**ページ抜粋**
_ _ _
同調査は、新車を購入したユーザーを対象に、先進技術をはじめとする各種装備の有無、利用状況、不具合経験や評価、習熟方法、非利用理由などを聴取したものである。各種装備に対する消費者の受容性や使用実態、今後の潜在的需要や解決すべき課題を早期に把握することで、各種機能が本格的に市場浸透する前に課題解決への取り組みを可能にする狙いがある。全26機能*を調査対象としている。

 

 

主な調査結果は以下の通り。

 

 

機能の装備率(「装備あり」と回答した割合)の上位3項目をみると、リアルタイム交通情報表示(52%)、後退時衝突被害軽減ブレーキ(32%)、自動運転支援(29%)であった。それ以外の23項目については、いずれも20%以下の装備率に留まっている。
どの機能も概ね「自動車販売店のスタッフの説明」、「マニュアル(冊子)」、「使いながら覚えた」が三大習熟方法であった。そのうち、他の機能に比べ「自動車販売店のスタッフの説明」の回答率が最も高かったのは自動運転支援で47%、同様に、他の機能に比べ「使いながら覚えた」の回答率が最も高かったのは「リアルタイム交通情報表示」で51%であった。

 

 

自動運転支援について、自動車販売店から操作方法の説明があった場合の利用中止率は21%、説明がなかった場合は27%であり、説明がない場合は利用中止率が高くなることが分かった。他の多くの機能でも同様の傾向がみられ、販売店での説明有無がその後の機能継続利用に影響を及ぼす可能性を示唆している。

 

 

機能の不具合指摘について、「壊れている/全く作動しない」、「動作が不安定/不正確」、「分かりにくい/使いにくい」、「うっとうしい/気が散る」の4タイプで聴取しているが、「分かりにくい/使いにくい」ケースでの指摘が最も多く、機能の分り難いや使い辛さが不具合指摘の主要因になっているといえる。

 

 

機能の装備数と同ブランドの推奨意向には相関がみられ、先進技術装備の多い車両はユーザーにとって魅力的であることを示している。先進技術が全く装備されていない場合、同じブランドの他者奨意向は5%だが、6種類以上装備ありの場合では26%となっている。 “どのような”先進技術を“どれだけ”装備するかは、商品力を大きく左右するファクターといえる。
_ _ _
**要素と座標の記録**
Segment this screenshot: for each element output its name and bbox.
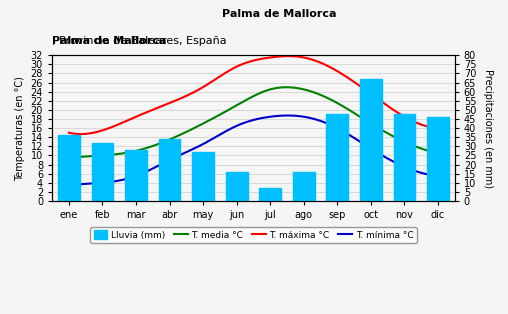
Text: , Provincia de Baleares, España: , Provincia de Baleares, España	[52, 36, 227, 46]
Text: Palma de Mallorca: Palma de Mallorca	[52, 36, 167, 46]
Bar	[259, 188, 281, 201]
Bar	[293, 172, 314, 201]
Y-axis label: Temperaturas (en °C): Temperaturas (en °C)	[15, 76, 25, 181]
Bar	[192, 152, 214, 201]
Legend: Lluvia (mm), T. media °C, T. máxima °C, T. mínima °C: Lluvia (mm), T. media °C, T. máxima °C, …	[90, 227, 417, 243]
Text: Palma de Mallorca: Palma de Mallorca	[222, 9, 337, 19]
Bar	[91, 143, 113, 201]
Bar	[125, 150, 147, 201]
Y-axis label: Precipitaciones (en mm): Precipitaciones (en mm)	[483, 68, 493, 188]
Text: Palma de Mallorca, Provincia de Baleares, España: Palma de Mallorca, Provincia de Baleares…	[141, 9, 418, 19]
Bar	[327, 114, 348, 201]
Bar	[394, 114, 416, 201]
Bar	[360, 79, 382, 201]
Bar	[427, 117, 449, 201]
Bar	[226, 172, 247, 201]
Bar	[58, 135, 80, 201]
Bar	[158, 139, 180, 201]
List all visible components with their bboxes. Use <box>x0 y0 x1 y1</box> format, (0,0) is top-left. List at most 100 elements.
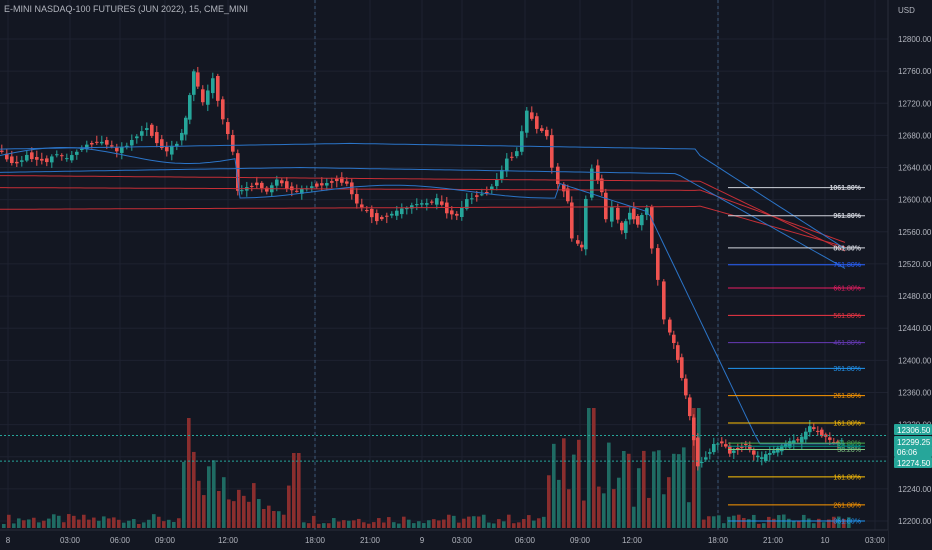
volume-bar <box>317 523 321 528</box>
volume-bar <box>332 518 336 528</box>
candle-body <box>816 430 820 432</box>
candles <box>0 66 844 471</box>
volume-bar <box>167 519 171 528</box>
candle-body <box>430 201 434 203</box>
volume-bar <box>482 514 486 528</box>
price-tag-label: 12274.50 <box>897 459 931 468</box>
volume-bar <box>682 447 686 528</box>
candle-body <box>330 181 334 183</box>
volume-bar <box>762 523 766 528</box>
volume-bar <box>527 515 531 528</box>
volume-bar <box>477 516 481 528</box>
candle-body <box>704 457 708 460</box>
volume-bar <box>312 515 316 528</box>
volume-bar <box>372 522 376 528</box>
candle-body <box>50 156 54 163</box>
volume-bar <box>92 517 96 528</box>
volume-bar <box>292 453 296 528</box>
candle-body <box>752 450 756 455</box>
candle-body <box>410 205 414 209</box>
candle-body <box>480 194 484 196</box>
volume-bar <box>117 519 121 528</box>
candle-body <box>500 169 504 179</box>
volume-bar <box>267 505 271 528</box>
candle-body <box>135 136 139 139</box>
candle-body <box>310 186 314 188</box>
time-tick-label: 06:00 <box>515 536 536 545</box>
volume-bar <box>807 518 811 528</box>
candle-body <box>140 131 144 136</box>
price-tick-label: 12240.00 <box>898 485 932 494</box>
candle-body <box>566 188 570 202</box>
volume-bar <box>812 523 816 528</box>
candle-body <box>90 143 94 145</box>
ma-blue-1 <box>0 142 846 250</box>
time-tick-label: 03:00 <box>60 536 81 545</box>
fib-level-label: 561.80% <box>833 313 861 320</box>
candle-body <box>708 452 712 454</box>
volume-bar <box>192 451 196 528</box>
volume-bar <box>112 517 116 528</box>
volume-bar <box>347 520 351 528</box>
volume-bar <box>97 520 101 528</box>
candle-body <box>95 141 99 143</box>
time-tick-label: 18:00 <box>305 536 326 545</box>
candle-body <box>696 437 700 467</box>
candle-body <box>40 158 44 161</box>
fib-level-label: 761.80% <box>833 262 861 269</box>
candle-body <box>236 153 240 191</box>
candle-body <box>365 210 369 212</box>
volume-bar <box>797 520 801 528</box>
candle-body <box>285 181 289 189</box>
volume-bar <box>567 489 571 528</box>
candle-body <box>55 154 59 156</box>
volume-bar <box>472 516 476 528</box>
candle-body <box>130 140 134 146</box>
candle-body <box>596 165 600 181</box>
volume-bar <box>62 522 66 528</box>
time-tick-label: 03:00 <box>452 536 473 545</box>
time-tick-label: 06:00 <box>110 536 131 545</box>
volume-bar <box>592 408 596 528</box>
volume-bar <box>847 517 851 528</box>
volume-bar <box>67 514 71 528</box>
price-tick-label: 12480.00 <box>898 292 932 301</box>
volume-bar <box>222 477 226 528</box>
candle-body <box>85 144 89 150</box>
candle-body <box>748 445 752 449</box>
candle-body <box>420 203 424 205</box>
candle-body <box>325 183 329 186</box>
volume-bar <box>37 522 41 528</box>
candle-body <box>385 215 389 217</box>
candle-body <box>485 191 489 193</box>
candle-body <box>720 441 724 444</box>
time-tick-label: 10 <box>821 536 830 545</box>
price-tick-label: 12200.00 <box>898 517 932 526</box>
fib-level-label: 1061.80% <box>829 185 861 192</box>
candle-body <box>201 89 205 103</box>
volume-bar <box>757 523 761 528</box>
volume-bar <box>357 518 361 528</box>
volume-bar <box>152 514 156 528</box>
volume-bar <box>452 515 456 528</box>
candle-body <box>375 213 379 222</box>
volume-bar <box>417 521 421 528</box>
candle-body <box>0 150 4 152</box>
time-tick-label: 8 <box>6 536 11 545</box>
volume-bar <box>602 493 606 528</box>
volume-bar <box>177 518 181 528</box>
volume-bar <box>842 518 846 528</box>
time-tick-label: 03:00 <box>865 536 886 545</box>
candle-body <box>100 141 104 144</box>
volume-bar <box>657 450 661 528</box>
fib-level-label: 661.80% <box>833 286 861 293</box>
volume-bar <box>622 450 626 528</box>
volume-bar <box>697 408 701 528</box>
candle-body <box>828 437 832 440</box>
volume-bar <box>162 521 166 528</box>
volume-bar <box>242 495 246 528</box>
volume-bars <box>2 408 851 528</box>
volume-bar <box>207 466 211 528</box>
volume-bar <box>302 522 306 528</box>
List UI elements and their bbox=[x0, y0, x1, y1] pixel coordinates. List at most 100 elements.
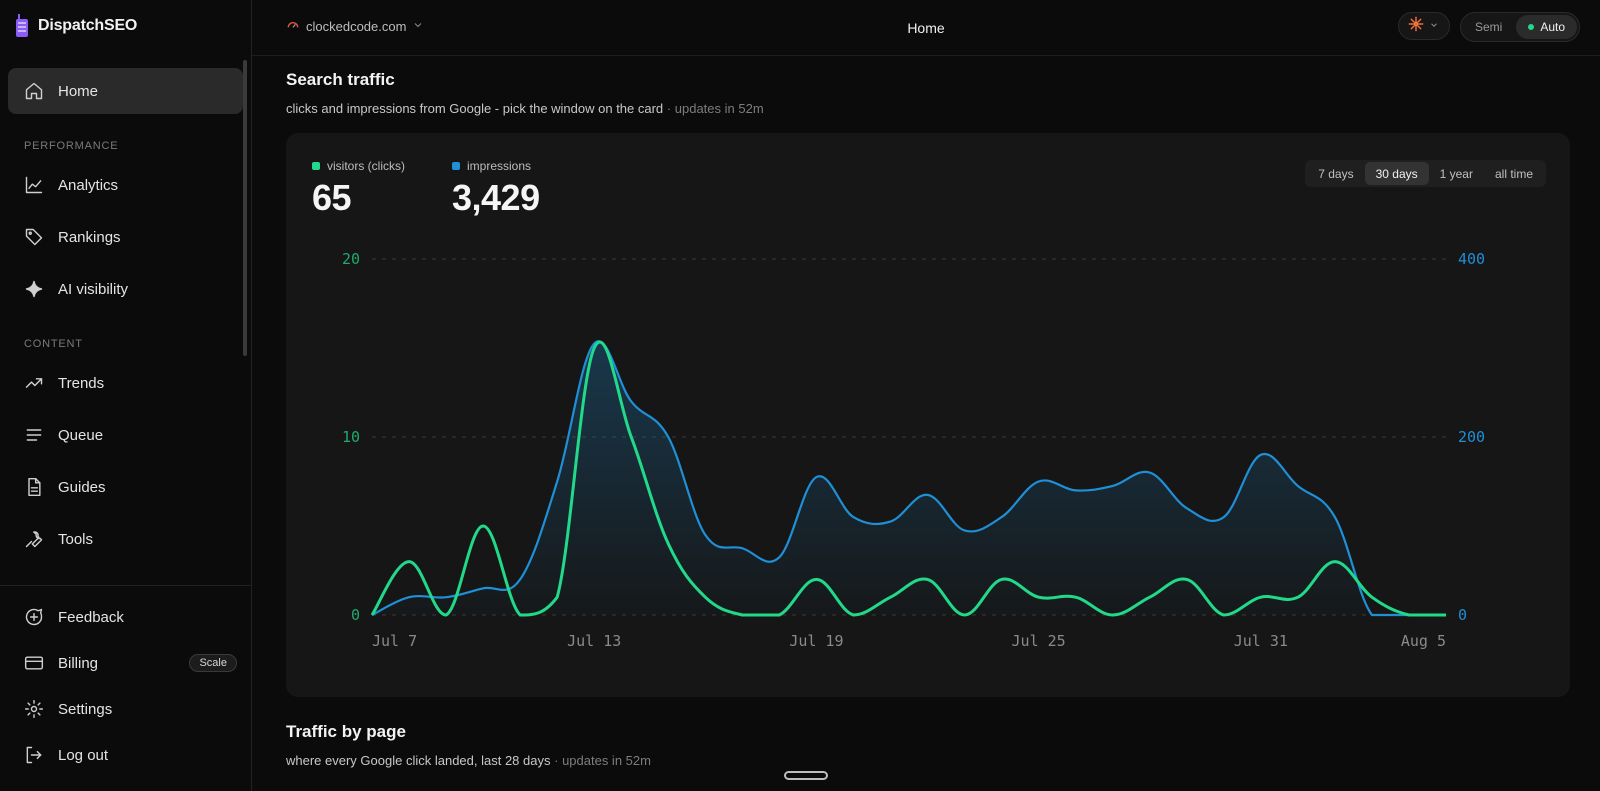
sidebar-bottom: Feedback Billing Scale Settings Log out bbox=[0, 585, 251, 780]
stat-impressions-label: impressions bbox=[452, 159, 540, 173]
y-right-tick-label: 200 bbox=[1458, 428, 1485, 446]
legend-swatch-clicks bbox=[312, 162, 320, 170]
brand-name: DispatchSEO bbox=[38, 17, 138, 34]
sidebar-item-rankings[interactable]: Rankings bbox=[8, 214, 243, 260]
theme-menu-button[interactable] bbox=[1397, 12, 1450, 40]
sidebar-item-label: Tools bbox=[58, 530, 94, 548]
gauge-icon bbox=[286, 18, 300, 35]
range-tabs: 7 days 30 days 1 year all time bbox=[1305, 160, 1546, 187]
stat-impressions-value: 3,429 bbox=[452, 177, 540, 218]
mode-auto[interactable]: Auto bbox=[1516, 15, 1577, 39]
x-tick-label: Jul 25 bbox=[1012, 632, 1066, 650]
sidebar-item-label: Guides bbox=[58, 478, 106, 496]
update-status: updates in 52m bbox=[674, 101, 764, 116]
mode-auto-label: Auto bbox=[1540, 20, 1565, 34]
walkie-talkie-icon bbox=[12, 14, 32, 38]
credit-card-icon bbox=[24, 653, 44, 673]
range-tab-30-days[interactable]: 30 days bbox=[1364, 162, 1429, 185]
main-content: clockedcode.com Home Semi bbox=[252, 0, 1600, 791]
stat-impressions: impressions 3,429 bbox=[452, 159, 540, 219]
sidebar-nav: Home PERFORMANCE Analytics Rankings AI bbox=[0, 52, 251, 562]
y-right-tick-label: 0 bbox=[1458, 606, 1467, 624]
range-tab-1-year[interactable]: 1 year bbox=[1439, 166, 1473, 181]
x-tick-label: Jul 19 bbox=[789, 632, 843, 650]
y-left-tick-label: 20 bbox=[342, 250, 360, 268]
logout-icon bbox=[24, 745, 44, 765]
brand[interactable]: DispatchSEO bbox=[0, 0, 251, 52]
subtitle-text: where every Google click landed, last 28… bbox=[286, 753, 551, 768]
search-traffic-title: Search traffic bbox=[286, 70, 395, 89]
sidebar-item-logout[interactable]: Log out bbox=[8, 734, 243, 776]
list-icon bbox=[24, 425, 44, 445]
sidebar: DispatchSEO Home PERFORMANCE Analytics bbox=[0, 0, 252, 791]
x-tick-label: Jul 7 bbox=[372, 632, 417, 650]
sparkle-icon bbox=[24, 279, 44, 299]
x-tick-label: Jul 13 bbox=[567, 632, 621, 650]
sidebar-item-label: Billing bbox=[58, 654, 99, 672]
range-tab-7-days[interactable]: 7 days bbox=[1318, 166, 1354, 181]
sidebar-item-label: AI visibility bbox=[58, 280, 129, 298]
separator: · bbox=[554, 753, 563, 768]
sidebar-item-ai-visibility[interactable]: AI visibility bbox=[8, 266, 243, 312]
stat-clicks: visitors (clicks) 65 bbox=[312, 159, 405, 219]
sidebar-item-home[interactable]: Home bbox=[8, 68, 243, 114]
separator: · bbox=[666, 101, 675, 116]
traffic-chart: 20 400 10 200 0 0 Jul 7 Jul 13 Jul 19 Jul 25 Jul 3… bbox=[342, 250, 1485, 650]
traffic-by-page-title: Traffic by page bbox=[286, 722, 406, 741]
sidebar-section-performance: PERFORMANCE bbox=[24, 140, 119, 152]
y-left-tick-label: 10 bbox=[342, 428, 360, 446]
site-name: clockedcode.com bbox=[306, 19, 407, 34]
range-tab-all-time[interactable]: all time bbox=[1494, 166, 1533, 181]
sidebar-item-label: Rankings bbox=[58, 228, 121, 246]
sidebar-item-settings[interactable]: Settings bbox=[8, 688, 243, 730]
x-tick-label: Jul 31 bbox=[1234, 632, 1288, 650]
tag-icon bbox=[24, 227, 44, 247]
sidebar-item-billing[interactable]: Billing Scale bbox=[8, 642, 243, 684]
sidebar-scrollbar[interactable] bbox=[243, 60, 247, 356]
y-right-tick-label: 400 bbox=[1458, 250, 1485, 268]
subtitle-text: clicks and impressions from Google - pic… bbox=[286, 101, 664, 116]
sidebar-item-tools[interactable]: Tools bbox=[8, 516, 243, 562]
message-plus-icon bbox=[24, 607, 44, 627]
search-traffic-subtitle: clicks and impressions from Google - pic… bbox=[286, 101, 764, 116]
search-traffic-card: visitors (clicks) 65 impressions 3,429 7… bbox=[286, 133, 1570, 697]
sunburst-icon bbox=[1408, 16, 1424, 37]
trending-up-icon bbox=[24, 373, 44, 393]
sidebar-item-guides[interactable]: Guides bbox=[8, 464, 243, 510]
mode-toggle[interactable]: Semi Auto bbox=[1459, 12, 1580, 42]
sidebar-item-trends[interactable]: Trends bbox=[8, 360, 243, 406]
sidebar-item-label: Settings bbox=[58, 700, 113, 718]
status-dot bbox=[1528, 24, 1535, 30]
sidebar-item-label: Trends bbox=[58, 374, 105, 392]
sidebar-item-label: Analytics bbox=[58, 176, 119, 194]
topbar: clockedcode.com Home Semi bbox=[252, 0, 1600, 56]
gear-icon bbox=[24, 699, 44, 719]
stat-clicks-value: 65 bbox=[312, 177, 352, 218]
sidebar-item-label: Home bbox=[58, 82, 99, 100]
sidebar-item-label: Log out bbox=[58, 746, 109, 764]
stat-clicks-label: visitors (clicks) bbox=[312, 159, 405, 173]
impressions-area bbox=[372, 341, 1446, 615]
legend-swatch-impressions bbox=[452, 162, 460, 170]
scroll-indicator[interactable] bbox=[784, 771, 828, 780]
sidebar-item-label: Feedback bbox=[58, 608, 124, 626]
chevron-down-icon bbox=[412, 19, 424, 34]
legend-label-clicks: visitors (clicks) bbox=[327, 159, 405, 173]
document-icon bbox=[24, 477, 44, 497]
sidebar-section-content: CONTENT bbox=[24, 338, 83, 350]
sidebar-item-queue[interactable]: Queue bbox=[8, 412, 243, 458]
sidebar-item-feedback[interactable]: Feedback bbox=[8, 596, 243, 638]
update-status: updates in 52m bbox=[562, 753, 651, 768]
sidebar-item-analytics[interactable]: Analytics bbox=[8, 162, 243, 208]
page-title: Home bbox=[907, 19, 945, 36]
y-left-tick-label: 0 bbox=[351, 606, 360, 624]
line-chart-icon bbox=[24, 175, 44, 195]
x-tick-label: Aug 5 bbox=[1401, 632, 1446, 650]
home-icon bbox=[24, 81, 44, 101]
impressions-line bbox=[371, 340, 1446, 617]
mode-semi[interactable]: Semi bbox=[1474, 20, 1503, 34]
sidebar-item-label: Queue bbox=[58, 426, 104, 444]
wrench-icon bbox=[24, 529, 44, 549]
site-selector[interactable]: clockedcode.com bbox=[286, 18, 424, 35]
clicks-line bbox=[370, 340, 1446, 617]
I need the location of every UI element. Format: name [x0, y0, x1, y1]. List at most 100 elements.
_ _ _
**問題**
新車の装備についての調査の文章で、「機能の装備率(「装備あり」と」から始まり「及ぼす可能性を示唆している。」で終わる部分を、「自動運転支援」を「運転支援システム」に置き換えて書き直してください。 一覧は本文とは別の資料です。

**この問題の解答**
機能の装備率(「装備あり」と回答した割合)の上位3項目をみると、リアルタイム交通情報表示(52%)、後退時衝突被害軽減ブレーキ(32%)、運転支援システム(29%)であった。それ以外の23項目については、いずれも20%以下の装備率に留まっている。
どの機能も概ね「自動車販売店のスタッフの説明」、「マニュアル(冊子)」、「使いながら覚えた」が三大習熟方法であった。そのうち、他の機能に比べ「自動車販売店のスタッフの説明」の回答率が最も高かったのは運転支援システムで47%、同様に、他の機能に比べ「使いながら覚えた」の回答率が最も高かったのは「リアルタイム交通情報表示」で51%であった。

 

 

運転支援システムについて、自動車販売店から操作方法の説明があった場合の利用中止率は21%、説明がなかった場合は27%であり、説明がない場合は利用中止率が高くなることが分かった。他の多くの機能でも同様の傾向がみられ、販売店での説明有無がその後の機能継続利用に影響を及ぼす可能性を示唆している。